--- START Data supplied ---

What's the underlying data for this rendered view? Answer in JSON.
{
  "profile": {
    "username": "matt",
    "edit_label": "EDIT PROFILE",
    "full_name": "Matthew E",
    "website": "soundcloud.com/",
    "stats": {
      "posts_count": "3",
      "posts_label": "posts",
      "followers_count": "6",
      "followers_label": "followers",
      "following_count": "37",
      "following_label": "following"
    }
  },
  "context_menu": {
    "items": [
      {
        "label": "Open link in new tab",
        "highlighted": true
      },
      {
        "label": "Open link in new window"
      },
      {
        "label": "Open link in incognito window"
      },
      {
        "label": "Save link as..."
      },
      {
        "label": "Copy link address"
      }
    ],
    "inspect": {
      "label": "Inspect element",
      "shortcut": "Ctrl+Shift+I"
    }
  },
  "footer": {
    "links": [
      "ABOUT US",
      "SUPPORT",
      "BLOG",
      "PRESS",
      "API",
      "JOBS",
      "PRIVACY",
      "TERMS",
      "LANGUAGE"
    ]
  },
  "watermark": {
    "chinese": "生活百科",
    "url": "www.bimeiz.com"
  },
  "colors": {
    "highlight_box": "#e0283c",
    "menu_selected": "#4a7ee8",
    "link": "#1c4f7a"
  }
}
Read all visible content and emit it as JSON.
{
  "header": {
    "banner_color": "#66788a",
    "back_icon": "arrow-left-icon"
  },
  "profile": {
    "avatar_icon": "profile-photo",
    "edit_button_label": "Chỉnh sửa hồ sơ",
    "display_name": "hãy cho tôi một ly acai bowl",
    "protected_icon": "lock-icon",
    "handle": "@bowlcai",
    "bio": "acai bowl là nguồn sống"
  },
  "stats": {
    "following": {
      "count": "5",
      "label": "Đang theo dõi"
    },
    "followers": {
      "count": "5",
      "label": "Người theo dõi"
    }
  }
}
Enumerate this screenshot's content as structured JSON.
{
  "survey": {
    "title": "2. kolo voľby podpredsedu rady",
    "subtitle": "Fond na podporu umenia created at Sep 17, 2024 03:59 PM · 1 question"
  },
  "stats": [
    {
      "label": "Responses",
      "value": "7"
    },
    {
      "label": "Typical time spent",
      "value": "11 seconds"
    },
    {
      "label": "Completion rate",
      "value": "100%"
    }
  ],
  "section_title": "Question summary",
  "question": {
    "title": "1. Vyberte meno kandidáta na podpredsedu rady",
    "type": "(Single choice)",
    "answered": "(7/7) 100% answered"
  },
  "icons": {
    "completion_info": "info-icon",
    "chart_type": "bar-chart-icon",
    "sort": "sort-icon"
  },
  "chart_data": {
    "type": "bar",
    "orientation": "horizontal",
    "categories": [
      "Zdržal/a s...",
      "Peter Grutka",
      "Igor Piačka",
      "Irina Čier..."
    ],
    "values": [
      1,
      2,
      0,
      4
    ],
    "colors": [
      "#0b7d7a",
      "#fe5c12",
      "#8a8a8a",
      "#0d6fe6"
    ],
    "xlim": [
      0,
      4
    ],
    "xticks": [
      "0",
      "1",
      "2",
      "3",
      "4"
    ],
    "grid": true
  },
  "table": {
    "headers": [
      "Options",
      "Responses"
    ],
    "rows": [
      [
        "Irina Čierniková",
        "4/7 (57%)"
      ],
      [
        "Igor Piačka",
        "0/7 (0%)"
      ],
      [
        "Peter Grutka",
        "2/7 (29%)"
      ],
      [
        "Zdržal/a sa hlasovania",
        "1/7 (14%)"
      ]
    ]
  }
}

--- END Data supplied ---

-- Directions for this task --
Reproduce every line of the data verbatim.

-- Solution below --
What's the underlying data for this rendered view? Answer in JSON.
{
  "profile": {
    "username": "matt",
    "edit_label": "EDIT PROFILE",
    "full_name": "Matthew E",
    "website": "soundcloud.com/",
    "stats": {
      "posts_count": "3",
      "posts_label": "posts",
      "followers_count": "6",
      "followers_label": "followers",
      "following_count": "37",
      "following_label": "following"
    }
  },
  "context_menu": {
    "items": [
      {
        "label": "Open link in new tab",
        "highlighted": true
      },
      {
        "label": "Open link in new window"
      },
      {
        "label": "Open link in incognito window"
      },
      {
        "label": "Save link as..."
      },
      {
        "label": "Copy link address"
      }
    ],
    "inspect": {
      "label": "Inspect element",
      "shortcut": "Ctrl+Shift+I"
    }
  },
  "footer": {
    "links": [
      "ABOUT US",
      "SUPPORT",
      "BLOG",
      "PRESS",
      "API",
      "JOBS",
      "PRIVACY",
      "TERMS",
      "LANGUAGE"
    ]
  },
  "watermark": {
    "chinese": "生活百科",
    "url": "www.bimeiz.com"
  },
  "colors": {
    "highlight_box": "#e0283c",
    "menu_selected": "#4a7ee8",
    "link": "#1c4f7a"
  }
}
Read all visible content and emit it as JSON.
{
  "header": {
    "banner_color": "#66788a",
    "back_icon": "arrow-left-icon"
  },
  "profile": {
    "avatar_icon": "profile-photo",
    "edit_button_label": "Chỉnh sửa hồ sơ",
    "display_name": "hãy cho tôi một ly acai bowl",
    "protected_icon": "lock-icon",
    "handle": "@bowlcai",
    "bio": "acai bowl là nguồn sống"
  },
  "stats": {
    "following": {
      "count": "5",
      "label": "Đang theo dõi"
    },
    "followers": {
      "count": "5",
      "label": "Người theo dõi"
    }
  }
}
Enumerate this screenshot's content as structured JSON.
{
  "survey": {
    "title": "2. kolo voľby podpredsedu rady",
    "subtitle": "Fond na podporu umenia created at Sep 17, 2024 03:59 PM · 1 question"
  },
  "stats": [
    {
      "label": "Responses",
      "value": "7"
    },
    {
      "label": "Typical time spent",
      "value": "11 seconds"
    },
    {
      "label": "Completion rate",
      "value": "100%"
    }
  ],
  "section_title": "Question summary",
  "question": {
    "title": "1. Vyberte meno kandidáta na podpredsedu rady",
    "type": "(Single choice)",
    "answered": "(7/7) 100% answered"
  },
  "icons": {
    "completion_info": "info-icon",
    "chart_type": "bar-chart-icon",
    "sort": "sort-icon"
  },
  "chart_data": {
    "type": "bar",
    "orientation": "horizontal",
    "categories": [
      "Zdržal/a s...",
      "Peter Grutka",
      "Igor Piačka",
      "Irina Čier..."
    ],
    "values": [
      1,
      2,
      0,
      4
    ],
    "colors": [
      "#0b7d7a",
      "#fe5c12",
      "#8a8a8a",
      "#0d6fe6"
    ],
    "xlim": [
      0,
      4
    ],
    "xticks": [
      "0",
      "1",
      "2",
      "3",
      "4"
    ],
    "grid": true
  },
  "table": {
    "headers": [
      "Options",
      "Responses"
    ],
    "rows": [
      [
        "Irina Čierniková",
        "4/7 (57%)"
      ],
      [
        "Igor Piačka",
        "0/7 (0%)"
      ],
      [
        "Peter Grutka",
        "2/7 (29%)"
      ],
      [
        "Zdržal/a sa hlasovania",
        "1/7 (14%)"
      ]
    ]
  }
}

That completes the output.